§ **What is expected**: Keep only those lines of the records that include the string "древесины".

§ **Listed records**:
:::::
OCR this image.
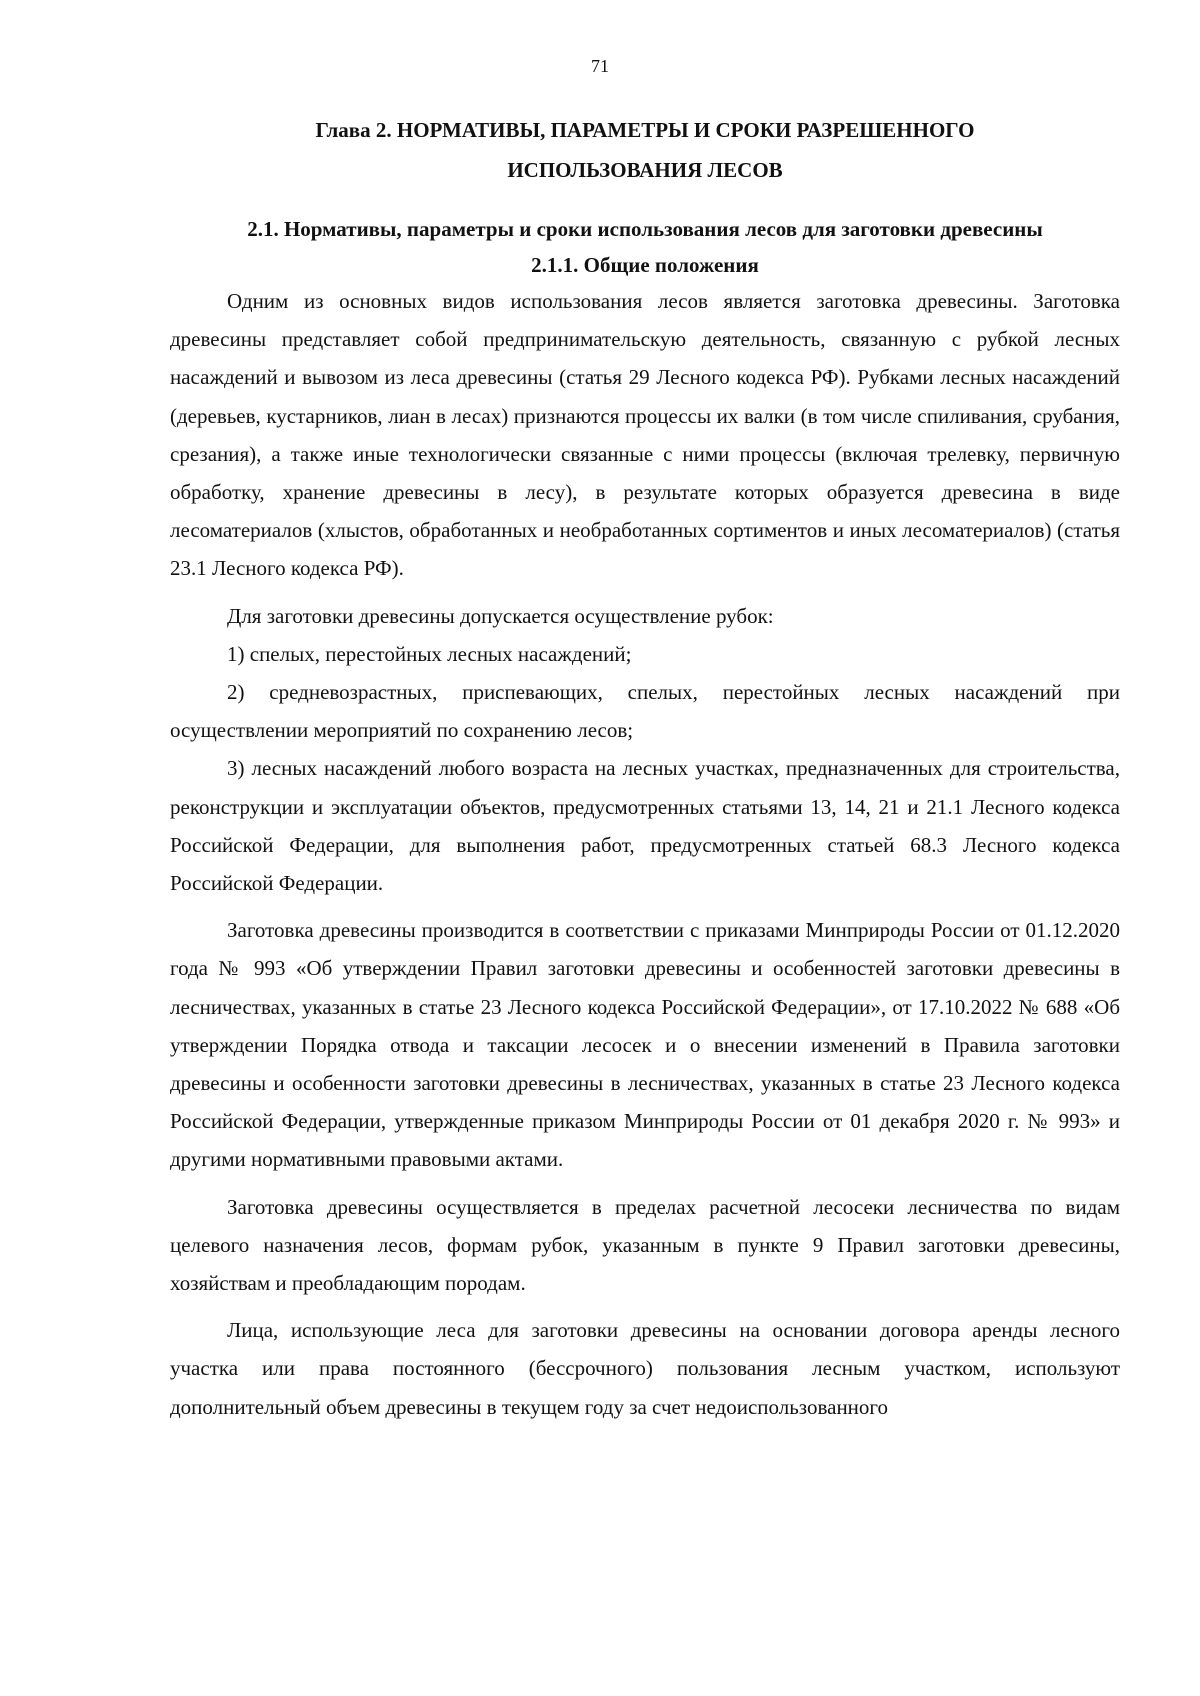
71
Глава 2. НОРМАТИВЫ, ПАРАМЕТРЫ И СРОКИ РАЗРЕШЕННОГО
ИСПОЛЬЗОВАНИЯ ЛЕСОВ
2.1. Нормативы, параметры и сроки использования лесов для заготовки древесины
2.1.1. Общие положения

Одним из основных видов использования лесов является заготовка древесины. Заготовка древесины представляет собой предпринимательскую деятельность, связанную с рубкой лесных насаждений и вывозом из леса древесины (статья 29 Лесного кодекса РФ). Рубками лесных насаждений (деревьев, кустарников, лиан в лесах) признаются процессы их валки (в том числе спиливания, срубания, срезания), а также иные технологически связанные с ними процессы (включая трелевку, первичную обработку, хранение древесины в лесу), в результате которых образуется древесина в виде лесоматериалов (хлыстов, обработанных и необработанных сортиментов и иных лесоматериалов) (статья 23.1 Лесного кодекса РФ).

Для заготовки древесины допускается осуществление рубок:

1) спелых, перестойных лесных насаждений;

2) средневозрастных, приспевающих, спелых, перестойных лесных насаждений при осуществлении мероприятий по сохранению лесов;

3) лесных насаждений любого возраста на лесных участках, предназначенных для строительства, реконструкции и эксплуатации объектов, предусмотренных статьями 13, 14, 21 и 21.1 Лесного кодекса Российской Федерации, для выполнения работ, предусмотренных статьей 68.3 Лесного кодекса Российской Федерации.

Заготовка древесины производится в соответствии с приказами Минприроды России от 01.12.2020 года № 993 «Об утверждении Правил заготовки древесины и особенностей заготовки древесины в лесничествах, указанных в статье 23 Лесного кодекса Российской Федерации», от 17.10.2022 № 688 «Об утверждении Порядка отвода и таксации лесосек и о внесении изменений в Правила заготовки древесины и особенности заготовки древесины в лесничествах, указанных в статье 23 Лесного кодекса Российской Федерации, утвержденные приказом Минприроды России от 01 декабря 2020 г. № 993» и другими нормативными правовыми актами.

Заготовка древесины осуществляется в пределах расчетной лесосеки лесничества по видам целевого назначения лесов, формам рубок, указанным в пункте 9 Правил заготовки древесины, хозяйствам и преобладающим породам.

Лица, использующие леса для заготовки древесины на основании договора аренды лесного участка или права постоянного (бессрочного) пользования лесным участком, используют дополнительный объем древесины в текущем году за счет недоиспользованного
:::::
§ **Worked answer**:
2.1. Нормативы, параметры и сроки использования лесов для заготовки древесины
Одним из основных видов использования лесов является заготовка древесины. Заготовка древесины представляет собой предпринимательскую деятельность, связанную с рубкой лесных насаждений и вывозом из леса древесины (статья 29 Лесного кодекса РФ). Рубками лесных насаждений (деревьев, кустарников, лиан в лесах) признаются процессы их валки (в том числе спиливания, срубания, срезания), а также иные технологически связанные с ними процессы (включая трелевку, первичную обработку, хранение древесины в лесу), в результате которых образуется древесина в виде лесоматериалов (хлыстов, обработанных и необработанных сортиментов и иных лесоматериалов) (статья 23.1 Лесного кодекса РФ).
Для заготовки древесины допускается осуществление рубок:
Заготовка древесины производится в соответствии с приказами Минприроды России от 01.12.2020 года № 993 «Об утверждении Правил заготовки древесины и особенностей заготовки древесины в лесничествах, указанных в статье 23 Лесного кодекса Российской Федерации», от 17.10.2022 № 688 «Об утверждении Порядка отвода и таксации лесосек и о внесении изменений в Правила заготовки древесины и особенности заготовки древесины в лесничествах, указанных в статье 23 Лесного кодекса Российской Федерации, утвержденные приказом Минприроды России от 01 декабря 2020 г. № 993» и другими нормативными правовыми актами.
Заготовка древесины осуществляется в пределах расчетной лесосеки лесничества по видам целевого назначения лесов, формам рубок, указанным в пункте 9 Правил заготовки древесины, хозяйствам и преобладающим породам.
Лица, использующие леса для заготовки древесины на основании договора аренды лесного участка или права постоянного (бессрочного) пользования лесным участком, используют дополнительный объем древесины в текущем году за счет недоиспользованного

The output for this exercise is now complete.